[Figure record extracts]

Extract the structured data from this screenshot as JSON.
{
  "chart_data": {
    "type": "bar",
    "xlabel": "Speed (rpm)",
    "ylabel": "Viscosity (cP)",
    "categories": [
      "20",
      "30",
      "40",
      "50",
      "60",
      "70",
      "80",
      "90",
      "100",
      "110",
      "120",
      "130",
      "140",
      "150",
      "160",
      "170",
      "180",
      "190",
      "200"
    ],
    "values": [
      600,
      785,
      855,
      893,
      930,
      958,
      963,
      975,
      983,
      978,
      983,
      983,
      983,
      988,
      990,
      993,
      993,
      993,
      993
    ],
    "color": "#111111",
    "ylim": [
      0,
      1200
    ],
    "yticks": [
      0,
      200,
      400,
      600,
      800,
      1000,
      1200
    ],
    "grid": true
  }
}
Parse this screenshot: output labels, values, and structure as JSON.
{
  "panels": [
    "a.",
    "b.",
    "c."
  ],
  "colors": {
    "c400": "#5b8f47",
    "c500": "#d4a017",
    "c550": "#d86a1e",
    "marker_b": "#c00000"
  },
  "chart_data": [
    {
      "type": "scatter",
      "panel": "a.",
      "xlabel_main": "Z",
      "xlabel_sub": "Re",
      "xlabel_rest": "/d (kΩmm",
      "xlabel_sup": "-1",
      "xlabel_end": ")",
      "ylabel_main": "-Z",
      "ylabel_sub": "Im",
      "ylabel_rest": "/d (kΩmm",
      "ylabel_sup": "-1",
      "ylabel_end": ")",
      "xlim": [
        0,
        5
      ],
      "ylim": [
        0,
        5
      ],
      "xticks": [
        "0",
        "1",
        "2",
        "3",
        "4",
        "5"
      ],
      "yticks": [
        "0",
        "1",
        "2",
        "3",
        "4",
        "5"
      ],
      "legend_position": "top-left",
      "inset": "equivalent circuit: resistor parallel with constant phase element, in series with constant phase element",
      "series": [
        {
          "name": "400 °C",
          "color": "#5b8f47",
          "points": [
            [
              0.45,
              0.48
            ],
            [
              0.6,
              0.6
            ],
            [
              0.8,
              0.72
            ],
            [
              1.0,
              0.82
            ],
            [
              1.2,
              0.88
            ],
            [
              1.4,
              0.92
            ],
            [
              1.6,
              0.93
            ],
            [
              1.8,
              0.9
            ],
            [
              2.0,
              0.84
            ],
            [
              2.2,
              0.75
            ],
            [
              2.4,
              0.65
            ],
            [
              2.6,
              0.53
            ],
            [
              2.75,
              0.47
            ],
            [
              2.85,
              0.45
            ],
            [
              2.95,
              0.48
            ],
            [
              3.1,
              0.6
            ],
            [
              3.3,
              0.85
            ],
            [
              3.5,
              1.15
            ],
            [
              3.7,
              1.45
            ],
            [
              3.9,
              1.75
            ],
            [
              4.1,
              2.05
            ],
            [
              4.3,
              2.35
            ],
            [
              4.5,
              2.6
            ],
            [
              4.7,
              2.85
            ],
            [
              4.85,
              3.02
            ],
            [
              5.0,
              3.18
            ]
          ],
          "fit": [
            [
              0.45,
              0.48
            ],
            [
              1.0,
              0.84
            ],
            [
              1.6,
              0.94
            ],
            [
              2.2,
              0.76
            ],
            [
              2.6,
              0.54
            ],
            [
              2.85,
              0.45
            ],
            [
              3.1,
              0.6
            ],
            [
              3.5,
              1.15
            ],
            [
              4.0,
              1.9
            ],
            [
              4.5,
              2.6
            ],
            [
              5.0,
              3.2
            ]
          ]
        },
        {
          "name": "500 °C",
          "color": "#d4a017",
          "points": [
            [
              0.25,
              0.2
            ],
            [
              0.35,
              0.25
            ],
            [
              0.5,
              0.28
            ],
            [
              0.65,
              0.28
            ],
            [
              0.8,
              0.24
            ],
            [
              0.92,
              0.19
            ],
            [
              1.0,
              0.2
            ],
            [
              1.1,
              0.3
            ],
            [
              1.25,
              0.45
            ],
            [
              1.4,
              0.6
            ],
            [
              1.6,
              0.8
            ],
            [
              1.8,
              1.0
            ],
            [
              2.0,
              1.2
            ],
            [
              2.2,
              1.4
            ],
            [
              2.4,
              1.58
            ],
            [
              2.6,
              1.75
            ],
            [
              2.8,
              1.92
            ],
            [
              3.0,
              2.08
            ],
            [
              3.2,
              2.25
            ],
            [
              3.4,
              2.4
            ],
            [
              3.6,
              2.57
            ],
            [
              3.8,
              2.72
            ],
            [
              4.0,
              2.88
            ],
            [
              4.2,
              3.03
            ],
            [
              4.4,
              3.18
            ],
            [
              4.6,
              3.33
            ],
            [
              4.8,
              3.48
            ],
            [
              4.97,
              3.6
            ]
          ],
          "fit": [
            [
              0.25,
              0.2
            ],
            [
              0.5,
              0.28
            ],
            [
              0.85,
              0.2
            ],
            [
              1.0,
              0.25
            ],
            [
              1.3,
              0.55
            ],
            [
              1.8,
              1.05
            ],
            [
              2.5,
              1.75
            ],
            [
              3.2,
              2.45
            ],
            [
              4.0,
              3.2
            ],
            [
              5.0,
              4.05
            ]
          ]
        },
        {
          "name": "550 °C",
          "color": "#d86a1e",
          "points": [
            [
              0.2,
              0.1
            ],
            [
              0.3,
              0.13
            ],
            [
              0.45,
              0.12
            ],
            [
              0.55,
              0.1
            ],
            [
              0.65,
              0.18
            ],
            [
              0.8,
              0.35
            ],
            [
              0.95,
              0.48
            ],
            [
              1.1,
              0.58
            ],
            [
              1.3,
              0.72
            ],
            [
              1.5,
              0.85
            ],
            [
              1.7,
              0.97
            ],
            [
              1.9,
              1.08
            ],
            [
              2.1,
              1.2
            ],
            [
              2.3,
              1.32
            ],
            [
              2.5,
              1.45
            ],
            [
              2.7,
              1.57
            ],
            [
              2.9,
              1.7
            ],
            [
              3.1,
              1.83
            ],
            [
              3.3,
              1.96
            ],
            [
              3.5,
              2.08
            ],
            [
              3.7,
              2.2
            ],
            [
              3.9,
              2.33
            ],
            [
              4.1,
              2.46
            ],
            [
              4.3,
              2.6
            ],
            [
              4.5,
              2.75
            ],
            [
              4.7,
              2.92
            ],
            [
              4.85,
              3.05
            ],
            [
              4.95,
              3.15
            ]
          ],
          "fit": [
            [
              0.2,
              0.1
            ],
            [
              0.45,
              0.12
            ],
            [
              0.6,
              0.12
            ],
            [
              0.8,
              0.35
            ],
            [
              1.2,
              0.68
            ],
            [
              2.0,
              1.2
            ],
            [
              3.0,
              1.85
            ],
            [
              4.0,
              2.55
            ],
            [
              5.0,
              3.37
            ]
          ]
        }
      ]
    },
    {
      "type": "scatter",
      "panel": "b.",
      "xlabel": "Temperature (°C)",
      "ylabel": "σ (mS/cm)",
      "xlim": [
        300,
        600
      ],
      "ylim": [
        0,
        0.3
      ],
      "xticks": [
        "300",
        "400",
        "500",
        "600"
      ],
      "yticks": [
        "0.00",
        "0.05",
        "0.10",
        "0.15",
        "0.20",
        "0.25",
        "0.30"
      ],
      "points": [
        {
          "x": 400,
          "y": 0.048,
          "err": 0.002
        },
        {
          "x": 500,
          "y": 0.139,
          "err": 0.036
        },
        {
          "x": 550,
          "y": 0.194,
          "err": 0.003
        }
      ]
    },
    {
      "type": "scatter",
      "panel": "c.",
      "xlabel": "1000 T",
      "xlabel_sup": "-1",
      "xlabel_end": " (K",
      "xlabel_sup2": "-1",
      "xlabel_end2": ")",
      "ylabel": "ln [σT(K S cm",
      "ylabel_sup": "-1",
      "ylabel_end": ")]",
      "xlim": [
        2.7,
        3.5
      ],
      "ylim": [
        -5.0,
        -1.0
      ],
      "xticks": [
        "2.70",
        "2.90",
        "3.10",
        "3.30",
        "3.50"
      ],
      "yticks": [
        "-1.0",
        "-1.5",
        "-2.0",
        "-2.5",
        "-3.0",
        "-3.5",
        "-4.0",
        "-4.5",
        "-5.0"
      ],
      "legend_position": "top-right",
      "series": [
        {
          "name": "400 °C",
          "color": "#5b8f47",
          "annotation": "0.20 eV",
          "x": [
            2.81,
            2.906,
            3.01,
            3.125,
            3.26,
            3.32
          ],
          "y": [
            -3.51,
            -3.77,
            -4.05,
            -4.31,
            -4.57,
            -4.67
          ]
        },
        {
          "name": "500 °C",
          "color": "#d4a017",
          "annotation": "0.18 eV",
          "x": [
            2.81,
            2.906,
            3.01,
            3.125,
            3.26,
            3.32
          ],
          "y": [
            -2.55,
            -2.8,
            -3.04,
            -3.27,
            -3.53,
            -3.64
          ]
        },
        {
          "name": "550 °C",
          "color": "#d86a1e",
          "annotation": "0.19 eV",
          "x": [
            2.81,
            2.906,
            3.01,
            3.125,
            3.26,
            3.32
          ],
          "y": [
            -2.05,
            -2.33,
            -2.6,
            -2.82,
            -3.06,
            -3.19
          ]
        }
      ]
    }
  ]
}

■ To do
Locate all lines in the listing above with the word "values" and copy them.

■ Exercise solution
    "values": [
Parse this screenshot: output labels, values, and structure as JSON.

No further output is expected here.